# Habenaria radiata 2011 - It's that time of year!



## Sirius (Apr 15, 2011)

I will be updating this thread randomly as my Habenaria radiata orchids grow and hopefully bloom. I planted them on April 3rd, 2011. The most current photo will always appear at the top.

*May 3, 2011*






*April 10th, 2011*






I purchased the tubers from Van Bourgondien. I used their wholesale site this year, as you get a much better deal if you buy multiple packs of tubers. You also get 3 tubers per pack instead of 2 by buying through this site. www.kvbwholesale.com


----------



## Heather (Apr 15, 2011)

Looking forward to them, I love these guys but haven't tried them yet...


----------



## SlipperFan (Apr 15, 2011)

Very cool.


----------



## JeanLux (Apr 16, 2011)

Wow, quite some of them showing up!!! Jean


----------



## biothanasis (Apr 16, 2011)

Excellent :clap:


----------



## paphioboy (Apr 16, 2011)

Very nice... Can't wait to see the whole potful in flower soon..  I'm always amused every time I dig out my pecteilis susannae tubers. They look like hairy potatoes!


----------



## cnycharles (Apr 16, 2011)

very nice! I have a flask of pecteilis susannae that is on it's way but sitting in customs waiting for usps to pick it back up and get it here


----------



## Sirius (May 3, 2011)

Updated the first post with one month progress pics. Woohoo!


----------



## s1214215 (May 4, 2011)

I love this little species. Hope its a great season for you for blooms.

A friend in Malaysia has plants in the highlands, so this year if I get pollen I want to cross it with Pecteilis susannae and see what happens. 

Good growing John

Brett


----------

************

**Set tasks:**
a: List every username that posts in the Habenaria radiata thread, naming each one once.
b: Reproduce the part of the Habenaria radiata thread that begins at the words "## paphioboy (Apr" and ends after "like hairy potatoes!".
The records aren't needed for any of this.

**Items:**

************

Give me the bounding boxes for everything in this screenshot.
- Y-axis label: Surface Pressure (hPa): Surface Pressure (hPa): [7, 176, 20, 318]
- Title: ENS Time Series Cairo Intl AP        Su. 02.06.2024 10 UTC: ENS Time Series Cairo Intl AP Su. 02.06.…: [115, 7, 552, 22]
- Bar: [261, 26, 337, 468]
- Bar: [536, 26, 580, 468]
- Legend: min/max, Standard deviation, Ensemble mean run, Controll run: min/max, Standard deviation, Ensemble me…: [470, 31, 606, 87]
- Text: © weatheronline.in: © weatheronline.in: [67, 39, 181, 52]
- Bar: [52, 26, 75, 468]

************

**Answers to the tasks:**
a: Sirius, Heather, SlipperFan, JeanLux, biothanasis, paphioboy, cnycharles, s1214215

b:
## paphioboy (Apr 16, 2011)

Very nice... Can't wait to see the whole potful in flower soon..  I'm always amused every time I dig out my pecteilis susannae tubers. They look like hairy potatoes!